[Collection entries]
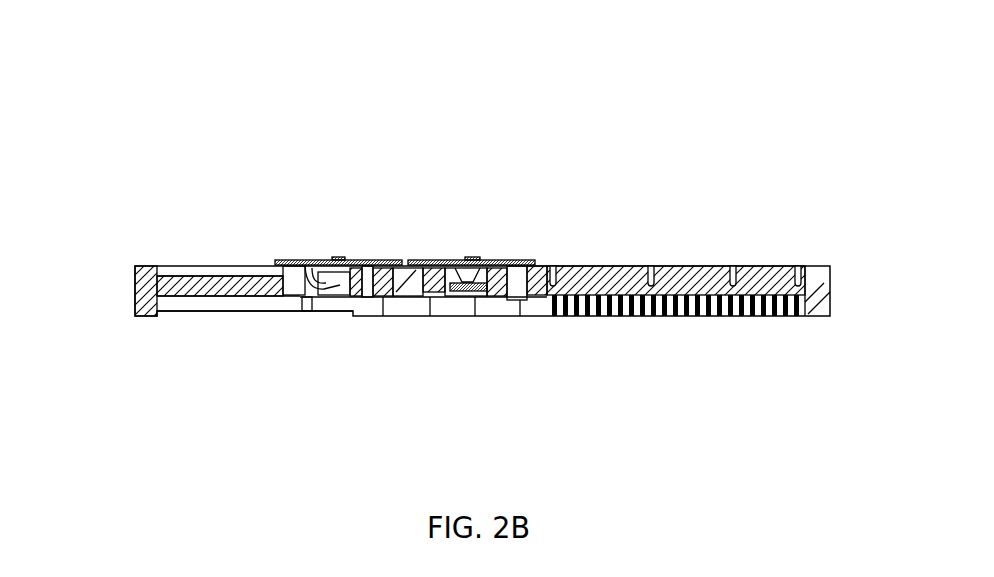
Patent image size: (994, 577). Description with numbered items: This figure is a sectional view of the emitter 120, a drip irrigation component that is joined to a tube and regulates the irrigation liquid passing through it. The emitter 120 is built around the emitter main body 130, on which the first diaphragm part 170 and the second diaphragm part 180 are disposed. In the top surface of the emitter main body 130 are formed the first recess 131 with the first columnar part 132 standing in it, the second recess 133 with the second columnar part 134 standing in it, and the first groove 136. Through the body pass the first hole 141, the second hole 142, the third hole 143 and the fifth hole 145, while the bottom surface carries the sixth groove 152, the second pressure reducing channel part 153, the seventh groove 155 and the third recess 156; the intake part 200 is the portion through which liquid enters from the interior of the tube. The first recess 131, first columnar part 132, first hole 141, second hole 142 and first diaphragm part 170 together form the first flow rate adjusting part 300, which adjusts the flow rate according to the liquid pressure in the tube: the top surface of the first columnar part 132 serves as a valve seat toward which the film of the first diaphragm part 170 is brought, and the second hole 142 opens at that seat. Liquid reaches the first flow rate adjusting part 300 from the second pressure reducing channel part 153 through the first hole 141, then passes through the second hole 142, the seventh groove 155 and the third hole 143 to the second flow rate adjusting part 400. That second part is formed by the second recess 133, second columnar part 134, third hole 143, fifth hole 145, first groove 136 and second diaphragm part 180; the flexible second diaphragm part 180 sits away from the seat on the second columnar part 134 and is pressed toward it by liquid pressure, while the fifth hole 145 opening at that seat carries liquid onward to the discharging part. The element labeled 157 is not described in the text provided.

The emitter 120 is at (802, 89).
The emitter main body 130 is at (140, 263).
The first recess 131 is at (423, 262).
The first columnar part 132 is at (488, 262).
The second recess 133 is at (372, 262).
The second columnar part 134 is at (293, 266).
The first groove 136 is at (307, 263).
The first hole 141 is at (523, 307).
The second hole 142 is at (478, 300).
The third hole 143 is at (387, 313).
The fifth hole 145 is at (345, 303).
The sixth groove 152 is at (802, 310).
The second pressure reducing channel part 153 is at (653, 317).
The seventh groove 155 is at (427, 305).
The third recess 156 is at (228, 315).
The retaining tab 157 is at (308, 313).
The first diaphragm part 170 is at (525, 262).
The second diaphragm part 180 is at (327, 260).
The intake part 200 is at (705, 218).
The first flow rate adjusting part 300 is at (495, 143).
The second flow rate adjusting part 400 is at (338, 143).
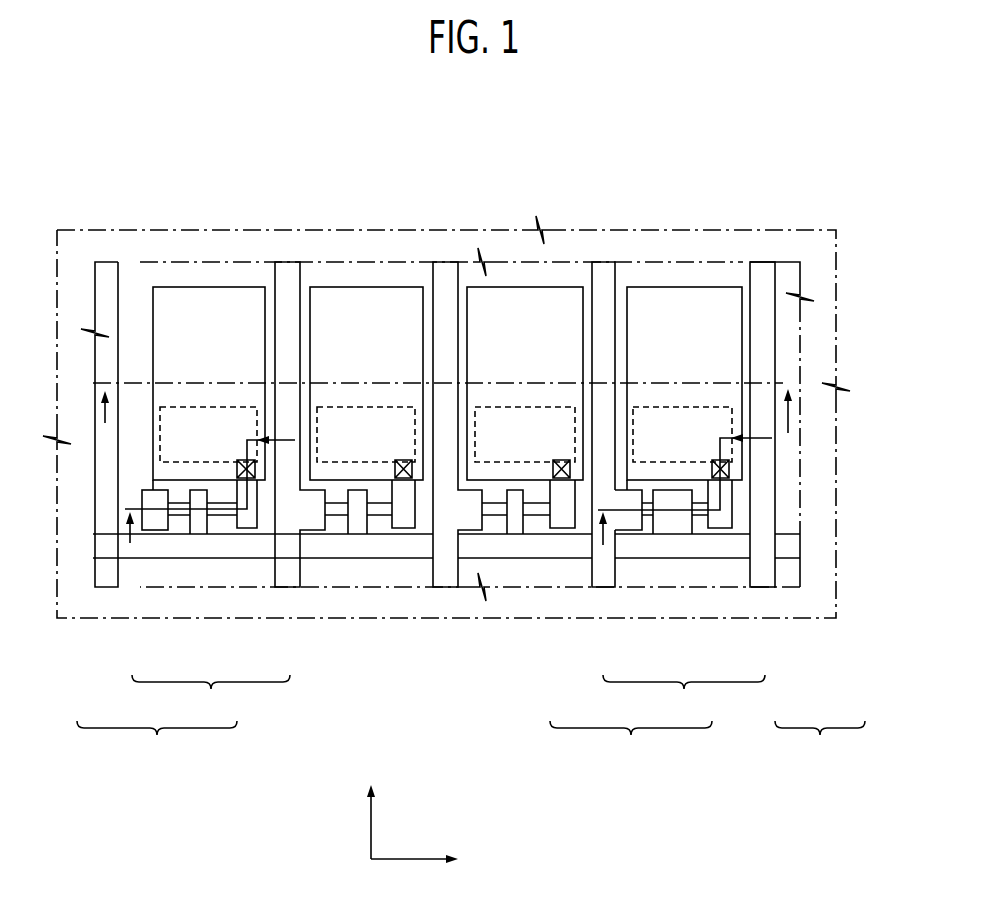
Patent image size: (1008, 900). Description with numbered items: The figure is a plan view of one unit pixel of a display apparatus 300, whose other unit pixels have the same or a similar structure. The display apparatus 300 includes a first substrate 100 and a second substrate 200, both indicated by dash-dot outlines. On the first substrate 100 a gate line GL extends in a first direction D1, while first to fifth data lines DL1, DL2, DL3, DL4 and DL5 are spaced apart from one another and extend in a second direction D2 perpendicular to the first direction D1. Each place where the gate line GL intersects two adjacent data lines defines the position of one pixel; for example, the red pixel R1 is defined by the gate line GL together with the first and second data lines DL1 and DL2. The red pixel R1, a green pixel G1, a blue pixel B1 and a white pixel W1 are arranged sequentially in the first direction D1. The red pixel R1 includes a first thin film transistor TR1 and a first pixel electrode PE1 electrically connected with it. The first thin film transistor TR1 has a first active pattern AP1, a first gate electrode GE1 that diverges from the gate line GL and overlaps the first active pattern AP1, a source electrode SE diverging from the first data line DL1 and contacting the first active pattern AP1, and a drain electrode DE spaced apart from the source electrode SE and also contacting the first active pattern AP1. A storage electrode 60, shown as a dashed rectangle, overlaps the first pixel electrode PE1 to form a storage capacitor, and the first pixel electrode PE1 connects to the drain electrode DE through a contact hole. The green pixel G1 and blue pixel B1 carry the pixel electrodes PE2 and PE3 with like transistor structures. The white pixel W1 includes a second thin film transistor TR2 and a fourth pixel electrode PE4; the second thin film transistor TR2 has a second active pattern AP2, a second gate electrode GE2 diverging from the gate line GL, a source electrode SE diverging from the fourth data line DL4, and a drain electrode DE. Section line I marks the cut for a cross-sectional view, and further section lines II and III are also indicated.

Work to complete: Put the data from the start through the line containing "The second recess 133 is at (372, 262)." into a two-column CSV with the headers input and output, placing each text in the input column and its answer in the output column on the same row, with every field in quotation marks and line breaks replaced by spaces. Leave the pictures out.

Problem solution:
input,output
"Patent image size: (994, 577). Description with numbered items: This figure is a sectional view of the emitter 120, a drip irrigation component that is joined to a tube and regulates the irrigation liquid passing through it. The emitter 120 is built around the emitter main body 130, on which the first diaphragm part 170 and the second diaphragm part 180 are disposed. In the top surface of the emitter main body 130 are formed the first recess 131 with the first columnar part 132 standing in it, the second recess 133 with the second columnar part 134 standing in it, and the first groove 136. Through the body pass the first hole 141, the second hole 142, the third hole 143 and the fifth hole 145, while the bottom surface carries the sixth groove 152, the second pressure reducing channel part 153, the seventh groove 155 and the third recess 156; the intake part 200 is the portion through which liquid enters from the interior of the tube. The first recess 131, first columnar part 132, first hole 141, second hole 142 and first diaphragm part 170 together form the first flow rate adjusting part 300, which adjusts the flow rate according to the liquid pressure in the tube: the top surface of the first columnar part 132 serves as a valve seat toward which the film of the first diaphragm part 170 is brought, and the second hole 142 opens at that seat. Liquid reaches the first flow rate adjusting part 300 from the second pressure reducing channel part 153 through the first hole 141, then passes through the second hole 142, the seventh groove 155 and the third hole 143 to the second flow rate adjusting part 400. That second part is formed by the second recess 133, second columnar part 134, third hole 143, fifth hole 145, first groove 136 and second diaphragm part 180; the flexible second diaphragm part 180 sits away from the seat on the second columnar part 134 and is pressed toward it by liquid pressure, while the fifth hole 145 opening at that seat carries liquid onward to the discharging part. The element labeled 157 is not described in the text provided.","The emitter 120 is at (802, 89). The emitter main body 130 is at (140, 263). The first recess 131 is at (423, 262). The first columnar part 132 is at (488, 262). The second recess 133 is at (372, 262)."